REQUIREMENT
From the data that follows, copy every line holding the string "termínových".
= = =
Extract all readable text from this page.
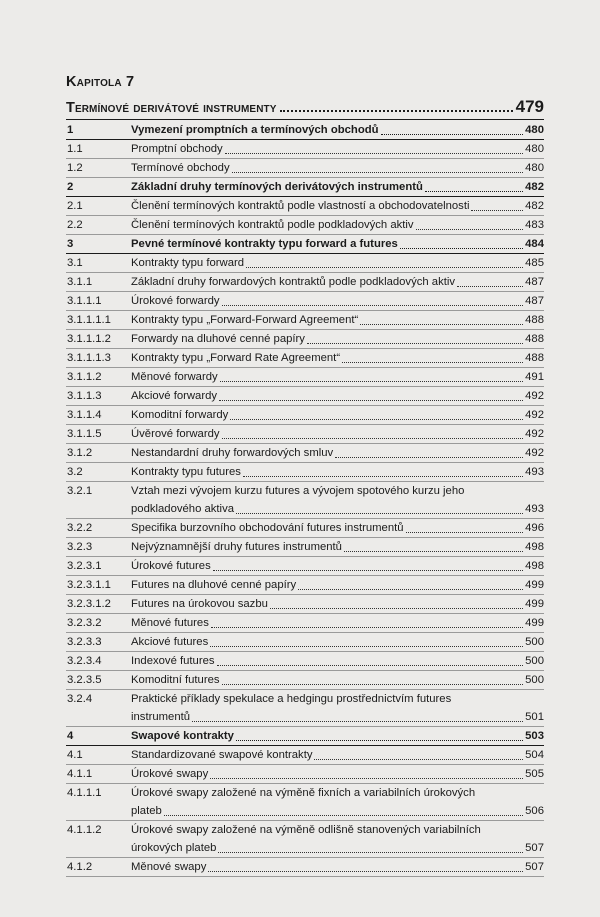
Kapitola 7
Termínové derivátové instrumenty	479
1	Vymezení promptních a termínových obchodů	480
1.1	Promptní obchody	480
1.2	Termínové obchody	480
2	Základní druhy termínových derivátových instrumentů	482
2.1	Členění termínových kontraktů podle vlastností a obchodovatelnosti	482
2.2	Členění termínových kontraktů podle podkladových aktiv	483
3	Pevné termínové kontrakty typu forward a futures	484
3.1	Kontrakty typu forward	485
3.1.1	Základní druhy forwardových kontraktů podle podkladových aktiv	487
3.1.1.1	Úrokové forwardy	487
3.1.1.1.1	Kontrakty typu „Forward-Forward Agreement“	488
3.1.1.1.2	Forwardy na dluhové cenné papíry	488
3.1.1.1.3	Kontrakty typu „Forward Rate Agreement“	488
3.1.1.2	Měnové forwardy	491
3.1.1.3	Akciové forwardy	492
3.1.1.4	Komoditní forwardy	492
3.1.1.5	Úvěrové forwardy	492
3.1.2	Nestandardní druhy forwardových smluv	492
3.2	Kontrakty typu futures	493
3.2.1	Vztah mezi vývojem kurzu futures a vývojem spotového kurzu jeho
podkladového aktiva	493
3.2.2	Specifika burzovního obchodování futures instrumentů	496
3.2.3	Nejvýznamnější druhy futures instrumentů	498
3.2.3.1	Úrokové futures	498
3.2.3.1.1	Futures na dluhové cenné papíry	499
3.2.3.1.2	Futures na úrokovou sazbu	499
3.2.3.2	Měnové futures	499
3.2.3.3	Akciové futures	500
3.2.3.4	Indexové futures	500
3.2.3.5	Komoditní futures	500
3.2.4	Praktické příklady spekulace a hedgingu prostřednictvím futures
instrumentů	501
4	Swapové kontrakty	503
4.1	Standardizované swapové kontrakty	504
4.1.1	Úrokové swapy	505
4.1.1.1	Úrokové swapy založené na výměně fixních a variabilních úrokových
plateb	506
4.1.1.2	Úrokové swapy založené na výměně odlišně stanovených variabilních
úrokových plateb	507
4.1.2	Měnové swapy	507
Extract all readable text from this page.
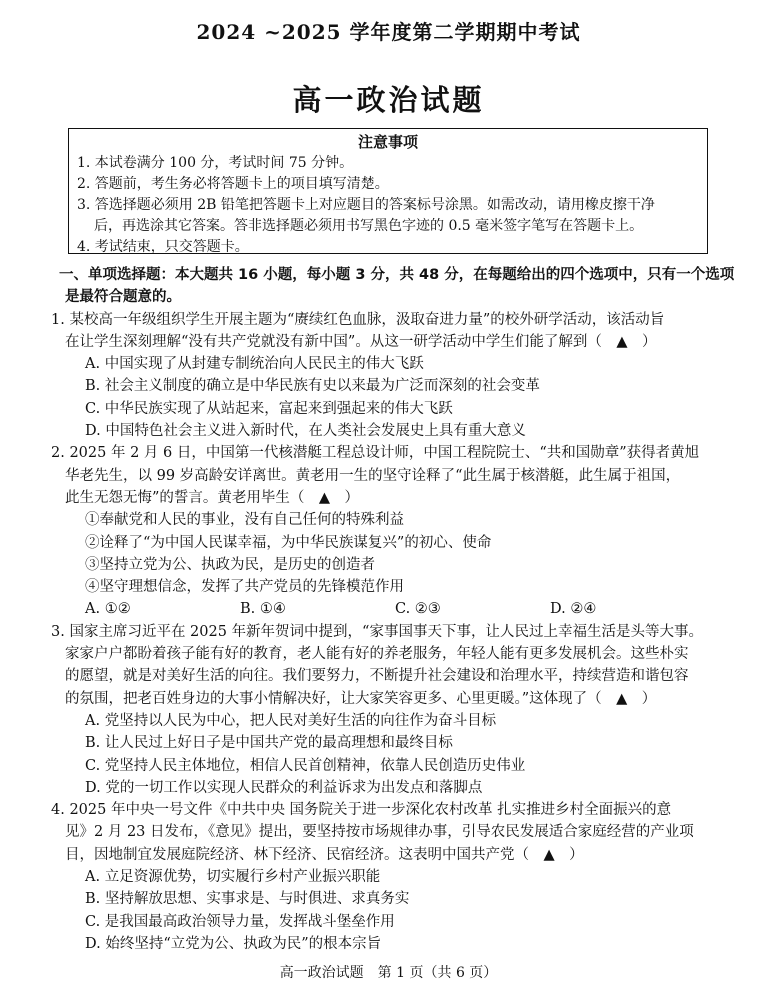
2024 ~2025 学年度第二学期期中考试
高一政治试题
注意事项
1. 本试卷满分 100 分，考试时间 75 分钟。
2. 答题前，考生务必将答题卡上的项目填写清楚。
3. 答选择题必须用 2B 铅笔把答题卡上对应题目的答案标号涂黑。如需改动，请用橡皮擦干净
后，再选涂其它答案。答非选择题必须用书写黑色字迹的 0.5 毫米签字笔写在答题卡上。
4. 考试结束，只交答题卡。
一、单项选择题：本大题共 16 小题，每小题 3 分，共 48 分，在每题给出的四个选项中，只有一个选项
是最符合题意的。
1. 某校高一年级组织学生开展主题为“赓续红色血脉，汲取奋进力量”的校外研学活动，该活动旨
在让学生深刻理解“没有共产党就没有新中国”。从这一研学活动中学生们能了解到（　▲　）
A. 中国实现了从封建专制统治向人民民主的伟大飞跃
B. 社会主义制度的确立是中华民族有史以来最为广泛而深刻的社会变革
C. 中华民族实现了从站起来，富起来到强起来的伟大飞跃
D. 中国特色社会主义进入新时代，在人类社会发展史上具有重大意义
2. 2025 年 2 月 6 日，中国第一代核潜艇工程总设计师，中国工程院院士、“共和国勋章”获得者黄旭
华老先生，以 99 岁高龄安详离世。黄老用一生的坚守诠释了“此生属于核潜艇，此生属于祖国，
此生无怨无悔”的誓言。黄老用毕生（　▲　）
①奉献党和人民的事业，没有自己任何的特殊利益
②诠释了“为中国人民谋幸福，为中华民族谋复兴”的初心、使命
③坚持立党为公、执政为民，是历史的创造者
④坚守理想信念，发挥了共产党员的先锋模范作用
A. ①②	B. ①④	C. ②③	D. ②④
3. 国家主席习近平在 2025 年新年贺词中提到，“家事国事天下事，让人民过上幸福生活是头等大事。
家家户户都盼着孩子能有好的教育，老人能有好的养老服务，年轻人能有更多发展机会。这些朴实
的愿望，就是对美好生活的向往。我们要努力，不断提升社会建设和治理水平，持续营造和谐包容
的氛围，把老百姓身边的大事小情解决好，让大家笑容更多、心里更暖。”这体现了（　▲　）
A. 党坚持以人民为中心，把人民对美好生活的向往作为奋斗目标
B. 让人民过上好日子是中国共产党的最高理想和最终目标
C. 党坚持人民主体地位，相信人民首创精神，依靠人民创造历史伟业
D. 党的一切工作以实现人民群众的利益诉求为出发点和落脚点
4. 2025 年中央一号文件《中共中央 国务院关于进一步深化农村改革 扎实推进乡村全面振兴的意
见》2 月 23 日发布，《意见》提出，要坚持按市场规律办事，引导农民发展适合家庭经营的产业项
目，因地制宜发展庭院经济、林下经济、民宿经济。这表明中国共产党（　▲　）
A. 立足资源优势，切实履行乡村产业振兴职能
B. 坚持解放思想、实事求是、与时俱进、求真务实
C. 是我国最高政治领导力量，发挥战斗堡垒作用
D. 始终坚持“立党为公、执政为民”的根本宗旨
高一政治试题　第 1 页（共 6 页）
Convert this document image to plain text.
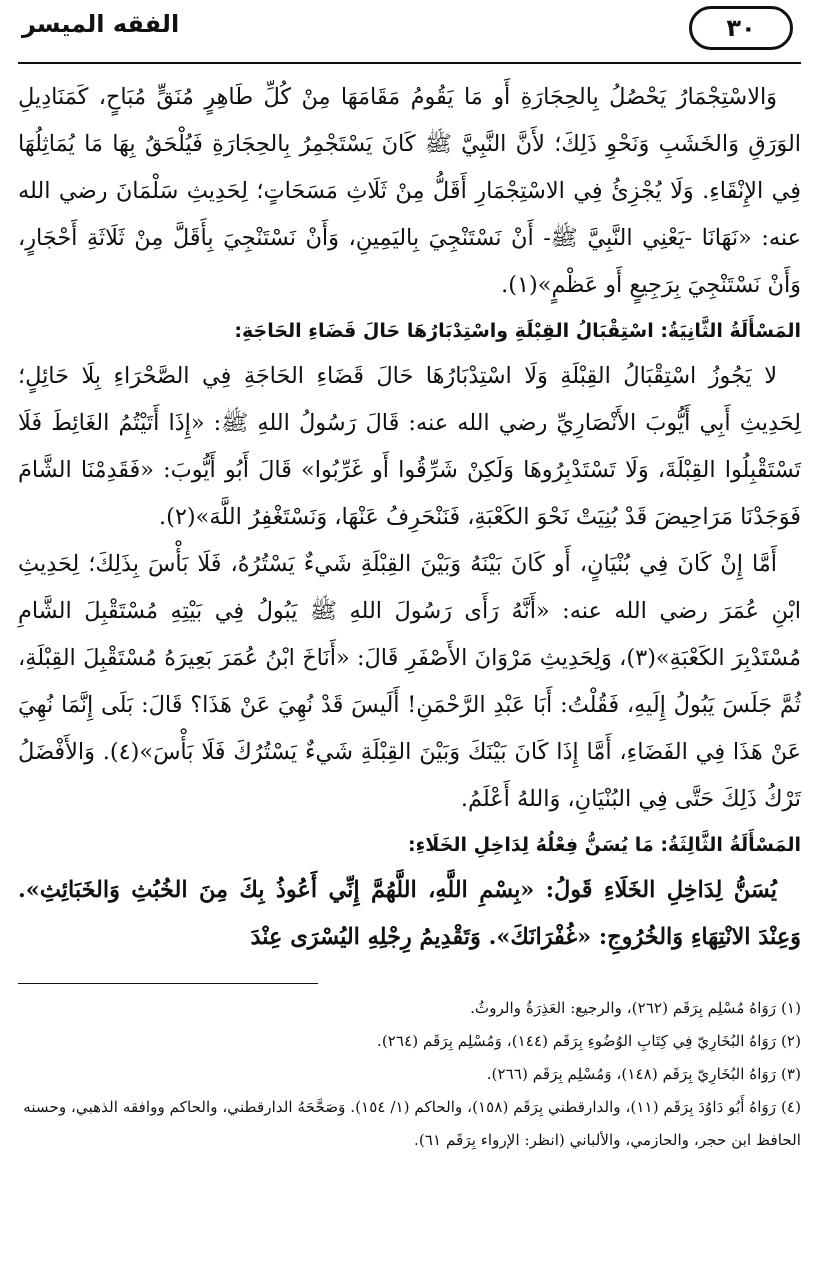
٣٠
الفقه الميسر

وَالاسْتِجْمَارُ يَحْصُلُ بِالحِجَارَةِ أَو مَا يَقُومُ مَقَامَهَا مِنْ كُلِّ طَاهِرٍ مُنَقٍّ مُبَاحٍ، كَمَنَادِيلِ الوَرَقِ وَالخَشَبِ وَنَحْوِ ذَلِكَ؛ لأَنَّ النَّبِيَّ ﷺ كَانَ يَسْتَجْمِرُ بِالحِجَارَةِ فَيُلْحَقُ بِهَا مَا يُمَاثِلُهَا فِي الإِنْقَاءِ. وَلَا يُجْزِئُ فِي الاسْتِجْمَارِ أَقَلُّ مِنْ ثَلَاثِ مَسَحَاتٍ؛ لِحَدِيثِ سَلْمَانَ رضي الله عنه: «نَهَانَا -يَعْنِي النَّبِيَّ ﷺ- أَنْ نَسْتَنْجِيَ بِاليَمِينِ، وَأَنْ نَسْتَنْجِيَ بِأَقَلَّ مِنْ ثَلَاثَةِ أَحْجَارٍ، وَأَنْ نَسْتَنْجِيَ بِرَجِيعٍ أَو عَظْمٍ»(١).

المَسْأَلَةُ الثَّانِيَةُ: اسْتِقْبَالُ القِبْلَةِ واسْتِدْبَارُهَا حَالَ قَضَاءِ الحَاجَةِ:

لا يَجُوزُ اسْتِقْبَالُ القِبْلَةِ وَلَا اسْتِدْبَارُهَا حَالَ قَضَاءِ الحَاجَةِ فِي الصَّحْرَاءِ بِلَا حَائِلٍ؛ لِحَدِيثِ أَبِي أَيُّوبَ الأَنْصَارِيِّ رضي الله عنه: قَالَ رَسُولُ اللهِ ﷺ: «إِذَا أَتَيْتُمُ الغَائِطَ فَلَا تَسْتَقْبِلُوا القِبْلَةَ، وَلَا تَسْتَدْبِرُوهَا وَلَكِنْ شَرِّقُوا أَو غَرِّبُوا» قَالَ أَبُو أَيُّوبَ: «فَقَدِمْنَا الشَّامَ فَوَجَدْنَا مَرَاحِيضَ قَدْ بُنِيَتْ نَحْوَ الكَعْبَةِ، فَنَنْحَرِفُ عَنْهَا، وَنَسْتَغْفِرُ اللَّهَ»(٢).

أَمَّا إِنْ كَانَ فِي بُنْيَانٍ، أَو كَانَ بَيْنَهُ وَبَيْنَ القِبْلَةِ شَيءٌ يَسْتُرُهُ، فَلَا بَأْسَ بِذَلِكَ؛ لِحَدِيثِ ابْنِ عُمَرَ رضي الله عنه: «أَنَّهُ رَأَى رَسُولَ اللهِ ﷺ يَبُولُ فِي بَيْتِهِ مُسْتَقْبِلَ الشَّامِ مُسْتَدْبِرَ الكَعْبَةِ»(٣)، وَلِحَدِيثِ مَرْوَانَ الأَصْفَرِ قَالَ: «أَنَاخَ ابْنُ عُمَرَ بَعِيرَهُ مُسْتَقْبِلَ القِبْلَةِ، ثُمَّ جَلَسَ يَبُولُ إِلَيهِ، فَقُلْتُ: أَبَا عَبْدِ الرَّحْمَنِ! أَلَيسَ قَدْ نُهِيَ عَنْ هَذَا؟ قَالَ: بَلَى إِنَّمَا نُهِيَ عَنْ هَذَا فِي الفَضَاءِ، أَمَّا إِذَا كَانَ بَيْنَكَ وَبَيْنَ القِبْلَةِ شَيءٌ يَسْتُرُكَ فَلَا بَأْسَ»(٤). وَالأَفْضَلُ تَرْكُ ذَلِكَ حَتَّى فِي البُنْيَانِ، وَاللهُ أَعْلَمُ.

المَسْأَلَةُ الثَّالِثَةُ: مَا يُسَنُّ فِعْلُهُ لِدَاخِلِ الخَلَاءِ:

يُسَنُّ لِدَاخِلِ الخَلَاءِ قَولُ: «بِسْمِ اللَّهِ، اللَّهُمَّ إِنِّي أَعُوذُ بِكَ مِنَ الخُبُثِ وَالخَبَائِثِ». وَعِنْدَ الانْتِهَاءِ وَالخُرُوجِ: «غُفْرَانَكَ». وَتَقْدِيمُ رِجْلِهِ اليُسْرَى عِنْدَ

(١) رَوَاهُ مُسْلِم بِرَقَم (٢٦٢)، والرجيع: العَذِرَةُ والروثُ.

(٢) رَوَاهُ البُخَارِيّ فِي كِتَابِ الوُضُوءِ بِرَقَم (١٤٤)، وَمُسْلِم بِرَقَم (٢٦٤).

(٣) رَوَاهُ البُخَارِيّ بِرَقَم (١٤٨)، وَمُسْلِم بِرَقَم (٢٦٦).

(٤) رَوَاهُ أَبُو دَاوُدَ بِرَقَم (١١)، والدارقطني بِرَقَم (١٥٨)، والحاكم (١/ ١٥٤). وَصَحَّحَهُ الدارقطني، والحاكم ووافقه الذهبي، وحسنه الحافظ ابن حجر، والحازمي، والألباني (انظر: الإرواء بِرَقَم ٦١).
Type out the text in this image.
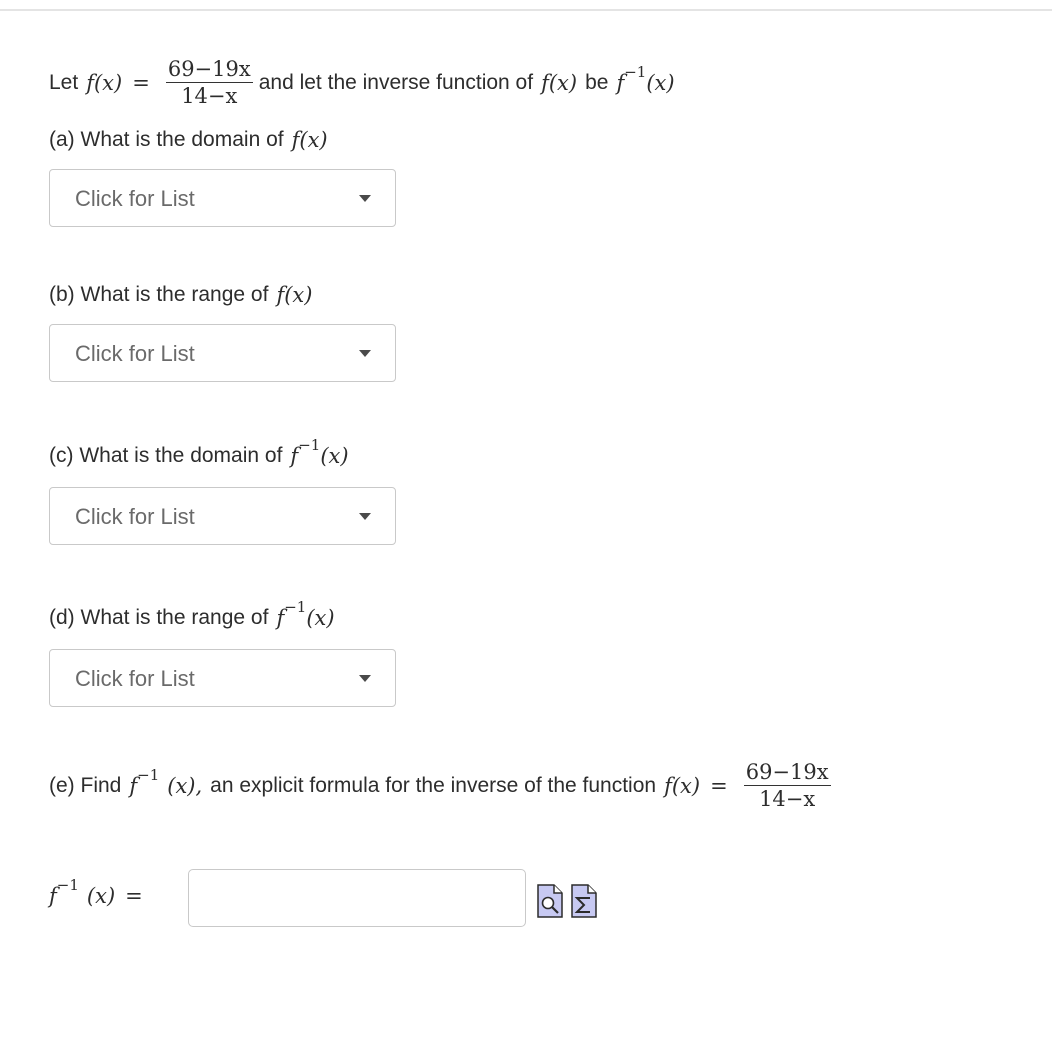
Let $f(x) = \frac{69-19x}{14-x}$ and let the inverse function of f(x) be f −1 (x)
(a) What is the domain of f(x)
Click for List
(b) What is the range of f(x)
Click for List
(c) What is the domain of f −1 (x)
Click for List
(d) What is the range of f −1 (x)
Click for List
(e) Find f −1 (x), an explicit formula for the inverse of the function $f(x) = \frac{69-19x}{14-x}$
f −1 (x) =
= = =
SOLUTION FOR THIS PROBLEM
1	Vymezení promptních a termínových obchodů	480
2	Základní druhy termínových derivátových instrumentů	482
2.1	Členění termínových kontraktů podle vlastností a obchodovatelnosti	482
2.2	Členění termínových kontraktů podle podkladových aktiv	483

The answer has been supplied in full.